··· Available records

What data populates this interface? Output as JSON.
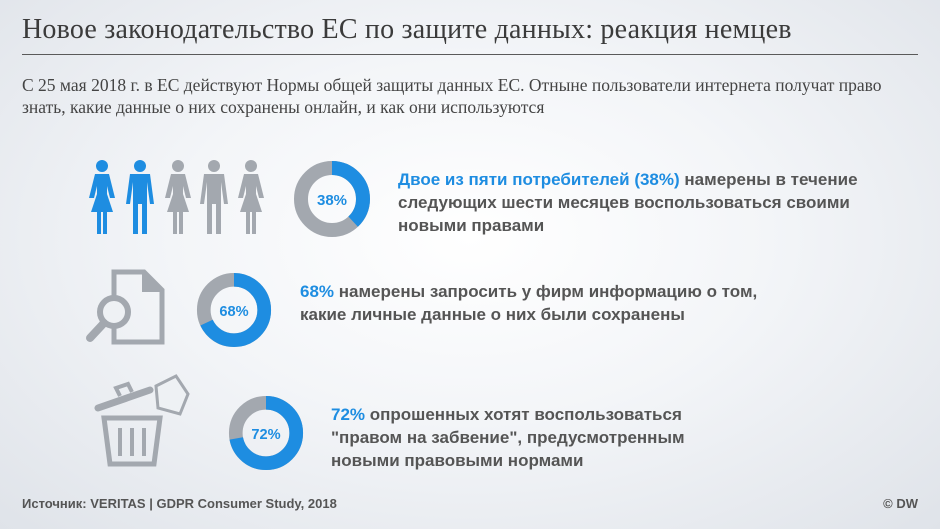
{
  "header": {
    "title": "Новое законодательство ЕС по защите данных: реакция немцев",
    "intro": "С 25 мая 2018 г. в ЕС действуют Нормы общей защиты данных ЕС. Отныне пользователи интернета получат право знать, какие данные о них сохранены онлайн, и как они используются"
  },
  "colors": {
    "accent": "#1e8de1",
    "muted": "#a3a8af",
    "text": "#555555"
  },
  "chart_data": {
    "type": "pie",
    "charts": [
      {
        "value": 38,
        "label": "38%",
        "icon": "people-icon",
        "text_highlight": "Двое из пяти потребителей (38%)",
        "text_rest": " намерены в течение следующих шести месяцев воспользоваться своими новыми правами"
      },
      {
        "value": 68,
        "label": "68%",
        "icon": "document-search-icon",
        "text_highlight": "68%",
        "text_rest": " намерены запросить у фирм информацию о том, какие личные данные о них были сохранены"
      },
      {
        "value": 72,
        "label": "72%",
        "icon": "trash-icon",
        "text_highlight": "72%",
        "text_rest": " опрошенных хотят воспользоваться \"правом на забвение\", предусмотренным новыми правовыми нормами"
      }
    ]
  },
  "footer": {
    "source": "Источник: VERITAS | GDPR Consumer Study, 2018",
    "copyright": "© DW"
  }
}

······

Directive:
Using the records above, retype everything exactly except the pictures.

Answer to the task:
What data populates this interface? Output as JSON.
{
  "header": {
    "title": "Новое законодательство ЕС по защите данных: реакция немцев",
    "intro": "С 25 мая 2018 г. в ЕС действуют Нормы общей защиты данных ЕС. Отныне пользователи интернета получат право знать, какие данные о них сохранены онлайн, и как они используются"
  },
  "colors": {
    "accent": "#1e8de1",
    "muted": "#a3a8af",
    "text": "#555555"
  },
  "chart_data": {
    "type": "pie",
    "charts": [
      {
        "value": 38,
        "label": "38%",
        "icon": "people-icon",
        "text_highlight": "Двое из пяти потребителей (38%)",
        "text_rest": " намерены в течение следующих шести месяцев воспользоваться своими новыми правами"
      },
      {
        "value": 68,
        "label": "68%",
        "icon": "document-search-icon",
        "text_highlight": "68%",
        "text_rest": " намерены запросить у фирм информацию о том, какие личные данные о них были сохранены"
      },
      {
        "value": 72,
        "label": "72%",
        "icon": "trash-icon",
        "text_highlight": "72%",
        "text_rest": " опрошенных хотят воспользоваться \"правом на забвение\", предусмотренным новыми правовыми нормами"
      }
    ]
  },
  "footer": {
    "source": "Источник: VERITAS | GDPR Consumer Study, 2018",
    "copyright": "© DW"
  }
}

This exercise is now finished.